**Given instruction**
Take each line containing the word "resolved" and copy it.

# START OF Supplied material

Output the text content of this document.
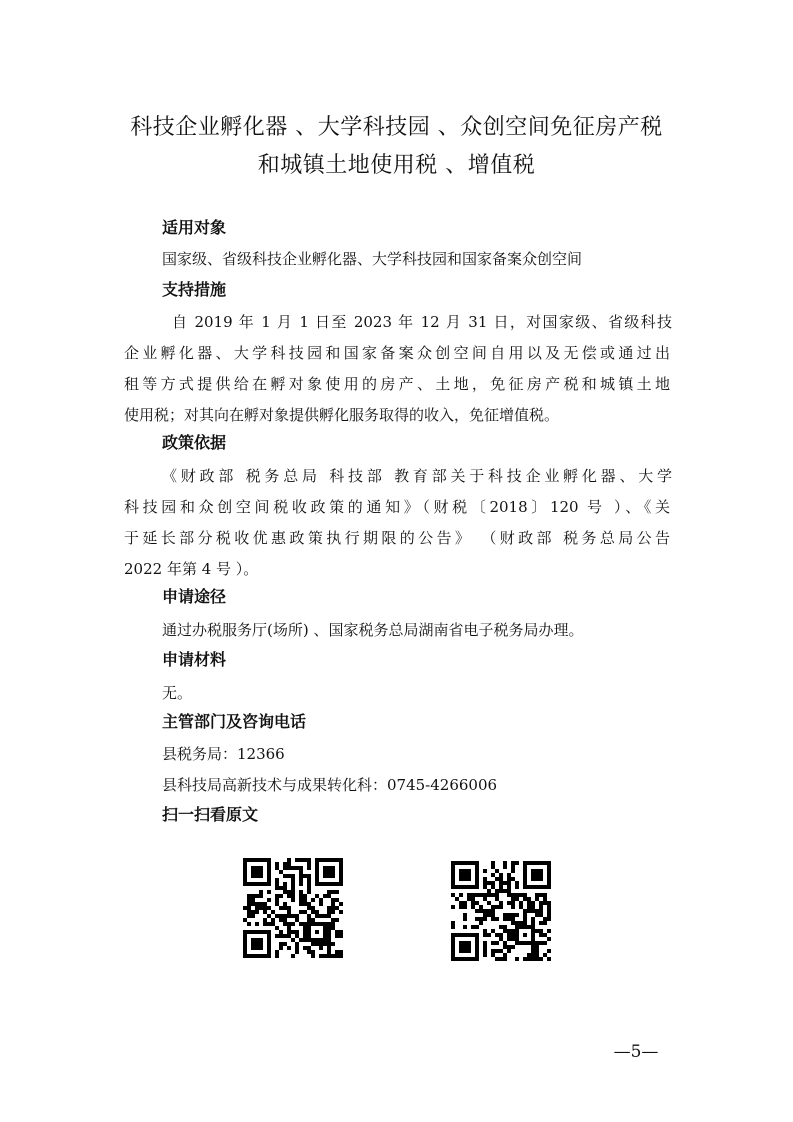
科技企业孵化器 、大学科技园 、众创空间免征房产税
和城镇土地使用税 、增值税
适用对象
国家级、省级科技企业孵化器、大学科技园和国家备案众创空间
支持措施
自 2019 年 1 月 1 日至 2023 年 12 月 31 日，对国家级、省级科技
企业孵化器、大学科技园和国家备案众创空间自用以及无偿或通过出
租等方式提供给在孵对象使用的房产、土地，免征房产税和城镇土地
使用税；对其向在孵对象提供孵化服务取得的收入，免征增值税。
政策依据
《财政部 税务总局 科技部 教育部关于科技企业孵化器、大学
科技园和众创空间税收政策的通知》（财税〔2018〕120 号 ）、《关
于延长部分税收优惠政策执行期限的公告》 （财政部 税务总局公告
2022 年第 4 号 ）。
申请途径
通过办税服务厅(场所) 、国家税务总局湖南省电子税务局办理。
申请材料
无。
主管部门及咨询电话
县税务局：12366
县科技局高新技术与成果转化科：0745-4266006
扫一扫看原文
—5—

# END OF Supplied material
# START OF Supplied material

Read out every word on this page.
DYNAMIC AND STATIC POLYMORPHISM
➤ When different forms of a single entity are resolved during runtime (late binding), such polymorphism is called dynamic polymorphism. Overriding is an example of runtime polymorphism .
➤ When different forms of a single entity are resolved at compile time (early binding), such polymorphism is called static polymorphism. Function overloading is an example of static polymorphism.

# END OF Supplied material

**Completed exercise**
➤ When different forms of a single entity are resolved during runtime (late binding), such polymorphism is called dynamic polymorphism. Overriding is an example of runtime polymorphism .
➤ When different forms of a single entity are resolved at compile time (early binding), such polymorphism is called static polymorphism. Function overloading is an example of static polymorphism.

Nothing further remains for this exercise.